PROBLEM TO WORK ON → Render the lines from the start of the records through the line containing "The sensing lines 112 is at (917, 125)." as a numbered list, omitting any blank lines.

++++++++++

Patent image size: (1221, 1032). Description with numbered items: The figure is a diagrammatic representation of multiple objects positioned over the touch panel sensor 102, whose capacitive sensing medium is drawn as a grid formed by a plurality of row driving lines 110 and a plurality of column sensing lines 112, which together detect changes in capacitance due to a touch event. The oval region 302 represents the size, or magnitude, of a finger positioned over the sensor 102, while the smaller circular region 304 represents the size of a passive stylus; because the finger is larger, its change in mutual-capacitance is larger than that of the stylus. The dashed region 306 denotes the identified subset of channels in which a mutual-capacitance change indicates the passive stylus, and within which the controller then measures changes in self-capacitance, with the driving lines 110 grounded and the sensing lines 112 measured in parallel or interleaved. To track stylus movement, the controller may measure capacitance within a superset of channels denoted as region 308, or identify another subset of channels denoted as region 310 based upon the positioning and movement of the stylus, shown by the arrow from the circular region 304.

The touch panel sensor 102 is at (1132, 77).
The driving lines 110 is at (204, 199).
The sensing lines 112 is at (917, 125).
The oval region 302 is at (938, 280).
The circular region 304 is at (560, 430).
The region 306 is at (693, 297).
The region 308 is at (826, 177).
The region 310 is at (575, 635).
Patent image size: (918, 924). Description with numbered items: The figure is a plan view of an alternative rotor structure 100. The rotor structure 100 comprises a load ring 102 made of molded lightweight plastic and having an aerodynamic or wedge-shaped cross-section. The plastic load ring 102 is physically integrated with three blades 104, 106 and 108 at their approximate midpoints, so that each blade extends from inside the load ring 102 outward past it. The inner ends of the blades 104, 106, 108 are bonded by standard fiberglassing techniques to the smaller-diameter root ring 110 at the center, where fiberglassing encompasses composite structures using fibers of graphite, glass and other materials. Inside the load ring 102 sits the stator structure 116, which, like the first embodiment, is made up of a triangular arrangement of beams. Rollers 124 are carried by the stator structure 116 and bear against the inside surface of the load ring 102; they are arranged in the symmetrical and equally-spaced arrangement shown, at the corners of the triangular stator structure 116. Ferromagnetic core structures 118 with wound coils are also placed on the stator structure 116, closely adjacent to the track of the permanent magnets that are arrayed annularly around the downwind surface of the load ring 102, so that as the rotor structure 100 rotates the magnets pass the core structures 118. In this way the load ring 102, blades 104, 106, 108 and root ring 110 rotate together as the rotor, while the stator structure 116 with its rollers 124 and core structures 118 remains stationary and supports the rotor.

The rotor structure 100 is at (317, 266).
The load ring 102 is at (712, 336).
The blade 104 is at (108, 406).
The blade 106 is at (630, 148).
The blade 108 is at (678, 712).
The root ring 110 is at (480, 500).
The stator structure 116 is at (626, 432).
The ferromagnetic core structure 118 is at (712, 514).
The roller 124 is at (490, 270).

++++++++++

REPLY TO THE EXERCISE →
1. Patent image size: (1221, 1032). Description with numbered items: The figure is a diagrammatic representation of multiple objects positioned over the touch panel sensor 102, whose capacitive sensing medium is drawn as a grid formed by a plurality of row driving lines 110 and a plurality of column sensing lines 112, which together detect changes in capacitance due to a touch event. The oval region 302 represents the size, or magnitude, of a finger positioned over the sensor 102, while the smaller circular region 304 represents the size of a passive stylus; because the finger is larger, its change in mutual-capacitance is larger than that of the stylus. The dashed region 306 denotes the identified subset of channels in which a mutual-capacitance change indicates the passive stylus, and within which the controller then measures changes in self-capacitance, with the driving lines 110 grounded and the sensing lines 112 measured in parallel or interleaved. To track stylus movement, the controller may measure capacitance within a superset of channels denoted as region 308, or identify another subset of channels denoted as region 310 based upon the positioning and movement of the stylus, shown by the arrow from the circular region 304.
2. The touch panel sensor 102 is at (1132, 77).
3. The driving lines 110 is at (204, 199).
4. The sensing lines 112 is at (917, 125).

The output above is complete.